### Sezione del documento
═══
LA CARTOLINA DI OGGI

 

    I due signorotti col “cacciottu” in testa, immortalati nella cartolina d'epoca di primo Novecento qui presentata, stanno percorrendo la “Strada Nazionale” (oggi via Colombo) al di fuori delle mura di cinta in una fredda e soleggiata mattinata d'inverno, forse per una salutare passeggiata a mare, e già hanno superato la prima curva a gomito che segna l'inizio del quartiere “Maggiore Toselli”, un tempo denominato, ma anche oggi dagli anziani, “‘u chianu de’ surfaredda”. Notare in piccolo sullo sfondo al centro della foto la ciminiera dei “Liquirificio Marletta” in contrada Capo Soprano sopra il Caricatore, in attività fino al 1940.  A sinistra sulla spiaggia si vedono alcune vele delle barche della flotta commerciale terranovese, a quel­l'epoca ricca e operosa.

    Cinque erano le porte che, fino ai primi decenni dell'Ottocento, permettevano l'accesso alla nostra città. Di regola venivano aperte all'alba e chiuse all'“Avemaria”, tranne quella secondaria a sud delle mura, “u purtusu” ovvero il pertugio del quartiere “Spirone” (in alto a destra sulla cartolina), che serviva per il rientro dei pescatori terranovesi e per le ronde militari in tempo di pirati.  A partire dalla seconda metà del Settecento, cessati i pericoli delle invasioni barbaresche, in determinati punti delle mura della città cominciarono ad aprirsi delle brecce per articolare meglio il traffico veicolare costituito allora da diverse migliaia di carretti e quadrupedi. Le prime brecce realizzate sulle mura medievali furono quelle dei quartieri di San Giovanni e San Francesco. In quest'ultimo quartiere la breccia fu aperta a lato del convento dei Padri Conventuali, diroccato negli anni Cinquanta per dar posto all'attuale Municipio, e da essa si fece continuare fino a mare per allungare la Strada Nazionale Marina, oggi via Cristoforo Colombo, sul tracciato di una sinuosa trazzera antica che portava alla rada di Terranova dove esistevano alcuni opifici e diverse industrie artigianali come quelle dei “canalara” (di cui sullo sfondo della cartolina si vede il fumo dei loro forni per cuocere l’argilla), dei “calafati” e degli “scupara”: di tali industrie rimaneva solo una ciminiera con la scritta “DUCE”, contigua allora all’albergo Mediterraneo, che fu demolita impunemente nel 1995. Nuccio Mulè

COMMEMORAZIONE DEL SENATORE GELESE COMM. VINCENZO D’ANNA

 

    Dei personaggi gelesi che nel tempo si sono distinti per il prestigio del loro titolo e del loro operato, oggi qui annoveriamo e scriviamo di un conterraneo che è stato dimenticato totalmente. Si tratta del Senatore, dell’allora Regno d’Italia, Comm. Vincenzo D’Anna.
═══
### Righe di dati
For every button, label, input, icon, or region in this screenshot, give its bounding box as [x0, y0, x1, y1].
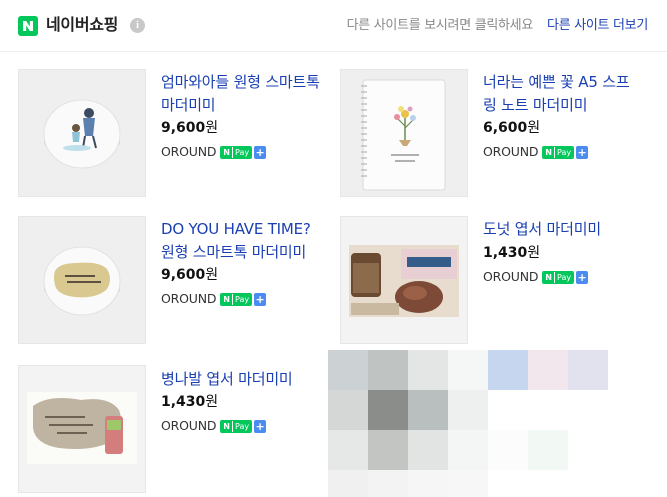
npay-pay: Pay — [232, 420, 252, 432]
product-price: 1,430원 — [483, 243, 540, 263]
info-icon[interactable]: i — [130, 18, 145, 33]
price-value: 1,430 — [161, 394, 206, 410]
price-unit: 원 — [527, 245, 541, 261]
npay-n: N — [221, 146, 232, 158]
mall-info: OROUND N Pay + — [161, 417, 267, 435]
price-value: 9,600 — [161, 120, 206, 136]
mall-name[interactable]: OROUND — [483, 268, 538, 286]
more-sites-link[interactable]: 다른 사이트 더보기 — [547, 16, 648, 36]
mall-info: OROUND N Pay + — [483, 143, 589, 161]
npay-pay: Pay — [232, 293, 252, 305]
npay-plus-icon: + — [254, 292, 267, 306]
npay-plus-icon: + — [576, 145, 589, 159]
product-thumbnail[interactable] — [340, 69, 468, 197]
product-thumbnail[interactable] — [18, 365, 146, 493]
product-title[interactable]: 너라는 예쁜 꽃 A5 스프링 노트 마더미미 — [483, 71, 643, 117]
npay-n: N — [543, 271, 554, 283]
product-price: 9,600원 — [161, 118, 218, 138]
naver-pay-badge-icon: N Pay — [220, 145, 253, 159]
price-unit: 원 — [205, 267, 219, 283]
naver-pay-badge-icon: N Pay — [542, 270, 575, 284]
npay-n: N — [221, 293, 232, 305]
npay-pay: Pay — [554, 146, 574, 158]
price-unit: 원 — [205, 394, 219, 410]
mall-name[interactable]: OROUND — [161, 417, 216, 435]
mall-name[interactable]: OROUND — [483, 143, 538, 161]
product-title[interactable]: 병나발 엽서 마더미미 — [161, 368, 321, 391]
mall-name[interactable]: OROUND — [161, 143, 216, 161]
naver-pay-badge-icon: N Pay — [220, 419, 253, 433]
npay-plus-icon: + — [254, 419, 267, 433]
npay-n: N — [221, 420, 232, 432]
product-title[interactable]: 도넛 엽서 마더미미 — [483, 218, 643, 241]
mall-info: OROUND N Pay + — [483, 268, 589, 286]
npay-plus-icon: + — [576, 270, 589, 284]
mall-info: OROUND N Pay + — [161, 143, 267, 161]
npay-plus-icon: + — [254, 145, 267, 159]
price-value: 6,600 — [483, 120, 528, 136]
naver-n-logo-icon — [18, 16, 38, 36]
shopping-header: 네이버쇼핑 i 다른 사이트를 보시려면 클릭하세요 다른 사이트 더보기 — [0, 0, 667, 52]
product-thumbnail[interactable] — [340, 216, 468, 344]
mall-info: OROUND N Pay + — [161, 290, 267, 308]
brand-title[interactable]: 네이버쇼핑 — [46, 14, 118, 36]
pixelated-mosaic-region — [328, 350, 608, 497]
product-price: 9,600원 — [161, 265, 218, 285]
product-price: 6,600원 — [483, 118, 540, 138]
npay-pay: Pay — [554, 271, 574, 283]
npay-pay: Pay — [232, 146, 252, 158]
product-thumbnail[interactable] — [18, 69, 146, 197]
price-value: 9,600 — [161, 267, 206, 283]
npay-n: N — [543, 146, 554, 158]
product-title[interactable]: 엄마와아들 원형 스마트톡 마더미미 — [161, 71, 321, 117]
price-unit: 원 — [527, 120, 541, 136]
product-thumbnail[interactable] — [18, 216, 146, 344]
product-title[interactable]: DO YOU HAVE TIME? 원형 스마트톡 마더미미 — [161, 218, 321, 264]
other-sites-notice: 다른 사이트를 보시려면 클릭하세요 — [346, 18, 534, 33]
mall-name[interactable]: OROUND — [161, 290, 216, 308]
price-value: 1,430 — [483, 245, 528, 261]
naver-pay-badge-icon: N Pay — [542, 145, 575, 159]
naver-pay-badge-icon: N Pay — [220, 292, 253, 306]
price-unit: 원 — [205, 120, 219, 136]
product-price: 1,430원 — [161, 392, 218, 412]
═══
### Esercizio
Secondo la sezione del documento, fino a quale anno rimase in attività il Liquirificio Marletta? L'elenco costituisce materiale a sé stante, distinto dalla sezione del documento.

### Risposta
Il Liquirificio Marletta rimase in attività fino al 1940.